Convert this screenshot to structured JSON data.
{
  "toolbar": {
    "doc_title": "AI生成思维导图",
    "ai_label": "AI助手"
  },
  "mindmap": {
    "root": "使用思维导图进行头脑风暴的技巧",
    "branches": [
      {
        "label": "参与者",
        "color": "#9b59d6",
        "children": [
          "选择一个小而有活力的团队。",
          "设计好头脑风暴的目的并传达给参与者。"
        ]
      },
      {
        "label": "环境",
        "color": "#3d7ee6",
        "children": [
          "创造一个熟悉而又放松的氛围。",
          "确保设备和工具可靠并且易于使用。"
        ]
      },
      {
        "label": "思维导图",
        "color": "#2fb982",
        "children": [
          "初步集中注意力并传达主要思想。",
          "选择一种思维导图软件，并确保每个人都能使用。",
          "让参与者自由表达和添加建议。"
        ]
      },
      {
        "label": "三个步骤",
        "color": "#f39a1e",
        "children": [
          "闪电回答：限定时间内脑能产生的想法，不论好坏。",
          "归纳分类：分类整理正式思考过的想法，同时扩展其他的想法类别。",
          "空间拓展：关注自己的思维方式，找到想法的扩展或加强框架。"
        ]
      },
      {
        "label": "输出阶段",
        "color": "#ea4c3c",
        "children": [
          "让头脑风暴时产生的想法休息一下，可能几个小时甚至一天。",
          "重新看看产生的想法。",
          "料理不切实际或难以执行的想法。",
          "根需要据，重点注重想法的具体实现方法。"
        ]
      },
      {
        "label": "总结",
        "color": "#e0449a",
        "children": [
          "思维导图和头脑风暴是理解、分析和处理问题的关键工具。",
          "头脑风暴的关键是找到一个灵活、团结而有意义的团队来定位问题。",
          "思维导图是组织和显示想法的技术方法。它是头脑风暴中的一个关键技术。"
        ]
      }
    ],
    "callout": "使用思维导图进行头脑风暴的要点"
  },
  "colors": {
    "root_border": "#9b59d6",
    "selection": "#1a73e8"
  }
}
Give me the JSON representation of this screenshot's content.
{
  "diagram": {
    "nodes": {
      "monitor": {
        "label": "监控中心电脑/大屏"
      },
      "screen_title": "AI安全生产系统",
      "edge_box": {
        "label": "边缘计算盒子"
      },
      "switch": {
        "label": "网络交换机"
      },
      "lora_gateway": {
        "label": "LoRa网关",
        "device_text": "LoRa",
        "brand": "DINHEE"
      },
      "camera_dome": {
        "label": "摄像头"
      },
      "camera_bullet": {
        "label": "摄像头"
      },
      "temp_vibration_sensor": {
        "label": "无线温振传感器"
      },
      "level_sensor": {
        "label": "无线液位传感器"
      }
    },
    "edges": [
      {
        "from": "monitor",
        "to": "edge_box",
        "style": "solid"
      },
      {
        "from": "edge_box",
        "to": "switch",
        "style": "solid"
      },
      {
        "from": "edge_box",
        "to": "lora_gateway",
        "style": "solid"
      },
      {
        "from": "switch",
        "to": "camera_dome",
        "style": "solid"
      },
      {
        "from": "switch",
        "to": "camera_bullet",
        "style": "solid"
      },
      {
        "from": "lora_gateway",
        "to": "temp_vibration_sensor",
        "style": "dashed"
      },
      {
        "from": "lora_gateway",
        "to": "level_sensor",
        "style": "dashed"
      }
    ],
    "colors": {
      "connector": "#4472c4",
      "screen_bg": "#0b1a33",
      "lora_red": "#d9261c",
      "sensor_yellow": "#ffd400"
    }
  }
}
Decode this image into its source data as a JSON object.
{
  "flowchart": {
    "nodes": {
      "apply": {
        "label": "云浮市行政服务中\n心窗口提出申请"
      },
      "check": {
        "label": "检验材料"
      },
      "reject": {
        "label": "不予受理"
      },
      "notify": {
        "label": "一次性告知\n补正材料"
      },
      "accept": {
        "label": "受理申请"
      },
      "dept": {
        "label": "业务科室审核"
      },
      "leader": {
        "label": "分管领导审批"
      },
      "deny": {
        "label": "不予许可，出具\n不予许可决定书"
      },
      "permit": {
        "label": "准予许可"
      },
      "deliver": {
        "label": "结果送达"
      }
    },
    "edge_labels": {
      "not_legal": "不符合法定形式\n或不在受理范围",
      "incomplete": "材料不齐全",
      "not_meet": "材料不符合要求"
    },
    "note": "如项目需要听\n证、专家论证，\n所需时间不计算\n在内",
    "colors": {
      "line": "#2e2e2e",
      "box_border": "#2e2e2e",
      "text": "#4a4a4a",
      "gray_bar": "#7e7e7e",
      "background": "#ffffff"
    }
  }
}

**********

### AIM
Copy out the full material exactly as it appears.

### WRITTEN ANSWER
Convert this screenshot to structured JSON data.
{
  "toolbar": {
    "doc_title": "AI生成思维导图",
    "ai_label": "AI助手"
  },
  "mindmap": {
    "root": "使用思维导图进行头脑风暴的技巧",
    "branches": [
      {
        "label": "参与者",
        "color": "#9b59d6",
        "children": [
          "选择一个小而有活力的团队。",
          "设计好头脑风暴的目的并传达给参与者。"
        ]
      },
      {
        "label": "环境",
        "color": "#3d7ee6",
        "children": [
          "创造一个熟悉而又放松的氛围。",
          "确保设备和工具可靠并且易于使用。"
        ]
      },
      {
        "label": "思维导图",
        "color": "#2fb982",
        "children": [
          "初步集中注意力并传达主要思想。",
          "选择一种思维导图软件，并确保每个人都能使用。",
          "让参与者自由表达和添加建议。"
        ]
      },
      {
        "label": "三个步骤",
        "color": "#f39a1e",
        "children": [
          "闪电回答：限定时间内脑能产生的想法，不论好坏。",
          "归纳分类：分类整理正式思考过的想法，同时扩展其他的想法类别。",
          "空间拓展：关注自己的思维方式，找到想法的扩展或加强框架。"
        ]
      },
      {
        "label": "输出阶段",
        "color": "#ea4c3c",
        "children": [
          "让头脑风暴时产生的想法休息一下，可能几个小时甚至一天。",
          "重新看看产生的想法。",
          "料理不切实际或难以执行的想法。",
          "根需要据，重点注重想法的具体实现方法。"
        ]
      },
      {
        "label": "总结",
        "color": "#e0449a",
        "children": [
          "思维导图和头脑风暴是理解、分析和处理问题的关键工具。",
          "头脑风暴的关键是找到一个灵活、团结而有意义的团队来定位问题。",
          "思维导图是组织和显示想法的技术方法。它是头脑风暴中的一个关键技术。"
        ]
      }
    ],
    "callout": "使用思维导图进行头脑风暴的要点"
  },
  "colors": {
    "root_border": "#9b59d6",
    "selection": "#1a73e8"
  }
}
Give me the JSON representation of this screenshot's content.
{
  "diagram": {
    "nodes": {
      "monitor": {
        "label": "监控中心电脑/大屏"
      },
      "screen_title": "AI安全生产系统",
      "edge_box": {
        "label": "边缘计算盒子"
      },
      "switch": {
        "label": "网络交换机"
      },
      "lora_gateway": {
        "label": "LoRa网关",
        "device_text": "LoRa",
        "brand": "DINHEE"
      },
      "camera_dome": {
        "label": "摄像头"
      },
      "camera_bullet": {
        "label": "摄像头"
      },
      "temp_vibration_sensor": {
        "label": "无线温振传感器"
      },
      "level_sensor": {
        "label": "无线液位传感器"
      }
    },
    "edges": [
      {
        "from": "monitor",
        "to": "edge_box",
        "style": "solid"
      },
      {
        "from": "edge_box",
        "to": "switch",
        "style": "solid"
      },
      {
        "from": "edge_box",
        "to": "lora_gateway",
        "style": "solid"
      },
      {
        "from": "switch",
        "to": "camera_dome",
        "style": "solid"
      },
      {
        "from": "switch",
        "to": "camera_bullet",
        "style": "solid"
      },
      {
        "from": "lora_gateway",
        "to": "temp_vibration_sensor",
        "style": "dashed"
      },
      {
        "from": "lora_gateway",
        "to": "level_sensor",
        "style": "dashed"
      }
    ],
    "colors": {
      "connector": "#4472c4",
      "screen_bg": "#0b1a33",
      "lora_red": "#d9261c",
      "sensor_yellow": "#ffd400"
    }
  }
}
Decode this image into its source data as a JSON object.
{
  "flowchart": {
    "nodes": {
      "apply": {
        "label": "云浮市行政服务中\n心窗口提出申请"
      },
      "check": {
        "label": "检验材料"
      },
      "reject": {
        "label": "不予受理"
      },
      "notify": {
        "label": "一次性告知\n补正材料"
      },
      "accept": {
        "label": "受理申请"
      },
      "dept": {
        "label": "业务科室审核"
      },
      "leader": {
        "label": "分管领导审批"
      },
      "deny": {
        "label": "不予许可，出具\n不予许可决定书"
      },
      "permit": {
        "label": "准予许可"
      },
      "deliver": {
        "label": "结果送达"
      }
    },
    "edge_labels": {
      "not_legal": "不符合法定形式\n或不在受理范围",
      "incomplete": "材料不齐全",
      "not_meet": "材料不符合要求"
    },
    "note": "如项目需要听\n证、专家论证，\n所需时间不计算\n在内",
    "colors": {
      "line": "#2e2e2e",
      "box_border": "#2e2e2e",
      "text": "#4a4a4a",
      "gray_bar": "#7e7e7e",
      "background": "#ffffff"
    }
  }
}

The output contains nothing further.